Required task >> Locate each line in the listing below that contains the string "OrgulloDeRafal" and copy those lines.

Supplied records >>
----------
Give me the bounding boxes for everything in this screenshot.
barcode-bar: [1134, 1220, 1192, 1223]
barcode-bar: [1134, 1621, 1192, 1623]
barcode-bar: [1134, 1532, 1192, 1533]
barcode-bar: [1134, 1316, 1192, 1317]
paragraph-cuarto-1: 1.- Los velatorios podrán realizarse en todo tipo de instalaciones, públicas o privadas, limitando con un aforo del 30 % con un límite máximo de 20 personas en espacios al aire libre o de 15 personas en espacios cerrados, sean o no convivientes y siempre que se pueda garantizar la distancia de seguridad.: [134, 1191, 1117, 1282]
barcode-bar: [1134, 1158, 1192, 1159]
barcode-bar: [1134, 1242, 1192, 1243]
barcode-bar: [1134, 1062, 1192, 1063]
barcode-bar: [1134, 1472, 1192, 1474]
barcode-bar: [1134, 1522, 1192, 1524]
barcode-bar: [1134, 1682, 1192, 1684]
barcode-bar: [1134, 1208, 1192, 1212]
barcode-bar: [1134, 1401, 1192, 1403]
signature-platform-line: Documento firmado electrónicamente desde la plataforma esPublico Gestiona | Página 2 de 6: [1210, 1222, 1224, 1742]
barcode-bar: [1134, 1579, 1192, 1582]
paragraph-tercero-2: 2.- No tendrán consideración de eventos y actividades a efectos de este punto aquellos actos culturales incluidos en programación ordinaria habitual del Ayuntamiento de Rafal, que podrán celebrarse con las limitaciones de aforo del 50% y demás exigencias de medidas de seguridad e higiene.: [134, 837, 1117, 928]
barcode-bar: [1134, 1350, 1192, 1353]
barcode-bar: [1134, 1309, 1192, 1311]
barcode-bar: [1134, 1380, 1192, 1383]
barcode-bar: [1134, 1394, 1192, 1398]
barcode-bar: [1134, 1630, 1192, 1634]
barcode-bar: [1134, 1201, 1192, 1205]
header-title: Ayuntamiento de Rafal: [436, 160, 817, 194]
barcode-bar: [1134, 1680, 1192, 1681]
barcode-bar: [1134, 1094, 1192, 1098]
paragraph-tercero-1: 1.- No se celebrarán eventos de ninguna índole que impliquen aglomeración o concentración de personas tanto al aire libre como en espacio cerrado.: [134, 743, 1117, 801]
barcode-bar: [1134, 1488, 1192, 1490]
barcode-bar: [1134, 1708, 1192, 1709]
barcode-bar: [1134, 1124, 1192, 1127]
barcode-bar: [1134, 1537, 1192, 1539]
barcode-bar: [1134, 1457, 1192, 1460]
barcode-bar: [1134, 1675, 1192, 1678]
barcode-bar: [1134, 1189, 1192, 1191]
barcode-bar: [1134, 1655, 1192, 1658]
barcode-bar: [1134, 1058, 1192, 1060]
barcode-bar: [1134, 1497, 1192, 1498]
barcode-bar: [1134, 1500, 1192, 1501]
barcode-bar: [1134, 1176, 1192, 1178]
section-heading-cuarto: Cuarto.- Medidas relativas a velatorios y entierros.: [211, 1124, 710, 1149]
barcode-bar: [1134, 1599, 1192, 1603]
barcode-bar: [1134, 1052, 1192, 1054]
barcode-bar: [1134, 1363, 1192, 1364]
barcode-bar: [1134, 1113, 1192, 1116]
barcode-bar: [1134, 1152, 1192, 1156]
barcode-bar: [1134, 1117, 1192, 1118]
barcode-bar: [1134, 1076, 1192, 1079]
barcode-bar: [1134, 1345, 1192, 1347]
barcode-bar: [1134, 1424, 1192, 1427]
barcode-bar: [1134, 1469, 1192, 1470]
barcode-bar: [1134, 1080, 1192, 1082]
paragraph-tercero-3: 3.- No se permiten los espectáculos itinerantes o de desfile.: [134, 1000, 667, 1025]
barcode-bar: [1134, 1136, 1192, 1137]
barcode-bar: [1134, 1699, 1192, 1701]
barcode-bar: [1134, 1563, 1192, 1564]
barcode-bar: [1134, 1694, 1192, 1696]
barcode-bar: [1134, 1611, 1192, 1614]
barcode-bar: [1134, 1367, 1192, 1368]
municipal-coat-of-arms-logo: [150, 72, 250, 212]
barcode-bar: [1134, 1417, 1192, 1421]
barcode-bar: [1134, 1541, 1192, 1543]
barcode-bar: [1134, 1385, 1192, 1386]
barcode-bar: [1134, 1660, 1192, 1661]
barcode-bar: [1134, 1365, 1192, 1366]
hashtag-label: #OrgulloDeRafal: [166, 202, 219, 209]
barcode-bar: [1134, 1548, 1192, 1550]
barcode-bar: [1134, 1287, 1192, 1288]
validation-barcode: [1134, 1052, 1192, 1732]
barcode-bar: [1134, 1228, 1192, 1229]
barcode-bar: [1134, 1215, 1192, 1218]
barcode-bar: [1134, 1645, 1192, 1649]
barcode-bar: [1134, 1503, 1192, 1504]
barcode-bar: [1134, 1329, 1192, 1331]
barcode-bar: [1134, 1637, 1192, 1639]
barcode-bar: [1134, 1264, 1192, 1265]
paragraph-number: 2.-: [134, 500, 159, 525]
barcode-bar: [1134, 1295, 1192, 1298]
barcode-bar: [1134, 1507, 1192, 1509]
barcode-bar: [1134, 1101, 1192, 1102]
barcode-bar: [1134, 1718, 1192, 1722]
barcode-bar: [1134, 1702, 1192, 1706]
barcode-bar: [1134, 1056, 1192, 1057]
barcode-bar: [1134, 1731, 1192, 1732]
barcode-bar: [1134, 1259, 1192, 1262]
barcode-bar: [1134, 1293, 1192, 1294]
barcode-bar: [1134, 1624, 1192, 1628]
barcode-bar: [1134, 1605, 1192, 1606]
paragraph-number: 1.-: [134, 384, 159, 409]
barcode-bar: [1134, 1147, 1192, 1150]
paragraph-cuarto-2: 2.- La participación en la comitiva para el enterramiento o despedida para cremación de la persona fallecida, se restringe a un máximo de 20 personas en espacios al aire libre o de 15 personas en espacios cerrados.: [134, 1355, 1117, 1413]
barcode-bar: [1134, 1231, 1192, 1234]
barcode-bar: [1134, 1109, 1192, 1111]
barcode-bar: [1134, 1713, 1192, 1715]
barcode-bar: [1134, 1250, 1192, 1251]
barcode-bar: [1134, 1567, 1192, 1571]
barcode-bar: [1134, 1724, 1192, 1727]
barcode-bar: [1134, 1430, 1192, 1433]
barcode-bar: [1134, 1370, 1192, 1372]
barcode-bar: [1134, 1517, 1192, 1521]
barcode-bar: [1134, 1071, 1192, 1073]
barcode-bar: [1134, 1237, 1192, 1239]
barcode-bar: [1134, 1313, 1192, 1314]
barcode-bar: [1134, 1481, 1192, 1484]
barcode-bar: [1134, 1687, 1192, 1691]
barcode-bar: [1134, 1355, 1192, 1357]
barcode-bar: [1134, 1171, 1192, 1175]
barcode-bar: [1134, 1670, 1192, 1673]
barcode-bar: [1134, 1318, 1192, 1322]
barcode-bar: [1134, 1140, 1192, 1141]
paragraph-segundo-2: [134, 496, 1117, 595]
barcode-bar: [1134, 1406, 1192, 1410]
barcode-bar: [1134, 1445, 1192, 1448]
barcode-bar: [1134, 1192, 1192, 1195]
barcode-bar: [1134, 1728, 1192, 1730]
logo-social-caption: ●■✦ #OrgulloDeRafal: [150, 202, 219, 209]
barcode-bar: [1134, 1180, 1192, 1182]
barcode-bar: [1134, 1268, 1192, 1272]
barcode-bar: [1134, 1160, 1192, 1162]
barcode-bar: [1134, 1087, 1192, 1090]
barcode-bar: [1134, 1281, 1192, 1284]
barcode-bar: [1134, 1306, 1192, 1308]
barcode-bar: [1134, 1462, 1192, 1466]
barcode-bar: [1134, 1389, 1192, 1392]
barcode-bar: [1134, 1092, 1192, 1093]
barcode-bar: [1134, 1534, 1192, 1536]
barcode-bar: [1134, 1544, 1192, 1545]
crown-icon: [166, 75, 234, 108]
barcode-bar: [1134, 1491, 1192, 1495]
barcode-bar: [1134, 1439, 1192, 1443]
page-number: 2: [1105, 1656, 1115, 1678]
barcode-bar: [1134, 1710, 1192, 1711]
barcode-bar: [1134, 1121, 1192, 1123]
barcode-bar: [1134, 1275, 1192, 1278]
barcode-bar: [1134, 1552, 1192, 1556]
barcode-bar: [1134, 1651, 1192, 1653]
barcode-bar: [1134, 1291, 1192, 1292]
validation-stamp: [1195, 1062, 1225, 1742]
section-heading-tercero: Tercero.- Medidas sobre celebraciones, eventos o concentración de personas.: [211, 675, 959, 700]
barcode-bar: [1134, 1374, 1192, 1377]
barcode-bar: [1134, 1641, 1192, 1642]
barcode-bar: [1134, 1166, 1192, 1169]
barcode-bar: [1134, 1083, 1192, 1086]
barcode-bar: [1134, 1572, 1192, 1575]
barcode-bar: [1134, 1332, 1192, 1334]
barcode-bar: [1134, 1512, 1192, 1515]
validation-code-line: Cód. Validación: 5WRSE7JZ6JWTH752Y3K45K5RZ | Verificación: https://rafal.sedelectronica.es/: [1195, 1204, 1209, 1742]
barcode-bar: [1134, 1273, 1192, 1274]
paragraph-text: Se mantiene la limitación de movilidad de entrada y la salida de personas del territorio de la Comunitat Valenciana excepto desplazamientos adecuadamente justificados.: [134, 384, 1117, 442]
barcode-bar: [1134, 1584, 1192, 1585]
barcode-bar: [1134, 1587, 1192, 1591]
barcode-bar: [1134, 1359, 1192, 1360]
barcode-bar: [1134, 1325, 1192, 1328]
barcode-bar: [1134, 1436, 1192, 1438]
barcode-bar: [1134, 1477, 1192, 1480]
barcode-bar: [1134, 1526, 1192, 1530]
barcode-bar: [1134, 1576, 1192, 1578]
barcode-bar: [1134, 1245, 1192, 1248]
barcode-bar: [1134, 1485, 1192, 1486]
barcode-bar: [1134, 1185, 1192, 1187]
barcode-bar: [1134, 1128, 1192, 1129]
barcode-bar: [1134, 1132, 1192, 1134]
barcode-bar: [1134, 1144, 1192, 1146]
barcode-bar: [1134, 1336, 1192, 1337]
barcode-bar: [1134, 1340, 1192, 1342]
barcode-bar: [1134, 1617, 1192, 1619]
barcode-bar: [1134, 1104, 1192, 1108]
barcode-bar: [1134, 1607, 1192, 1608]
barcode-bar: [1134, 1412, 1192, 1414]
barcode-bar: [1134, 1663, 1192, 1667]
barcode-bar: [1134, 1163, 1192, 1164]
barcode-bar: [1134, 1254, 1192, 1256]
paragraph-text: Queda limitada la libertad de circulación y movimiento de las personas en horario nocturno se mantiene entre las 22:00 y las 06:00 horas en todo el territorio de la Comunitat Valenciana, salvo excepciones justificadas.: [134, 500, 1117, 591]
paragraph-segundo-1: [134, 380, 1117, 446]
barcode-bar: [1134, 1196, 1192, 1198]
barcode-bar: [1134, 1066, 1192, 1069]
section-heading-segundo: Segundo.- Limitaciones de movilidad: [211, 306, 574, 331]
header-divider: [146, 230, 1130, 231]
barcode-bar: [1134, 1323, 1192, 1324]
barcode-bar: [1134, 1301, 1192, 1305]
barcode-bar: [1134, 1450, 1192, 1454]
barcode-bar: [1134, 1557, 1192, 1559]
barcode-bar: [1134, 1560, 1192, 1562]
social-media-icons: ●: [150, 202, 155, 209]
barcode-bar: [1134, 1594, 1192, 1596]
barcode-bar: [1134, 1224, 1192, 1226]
----------
Completed task >>
hashtag-label: #OrgulloDeRafal: [166, 202, 219, 209]
logo-social-caption: ●■✦ #OrgulloDeRafal: [150, 202, 219, 209]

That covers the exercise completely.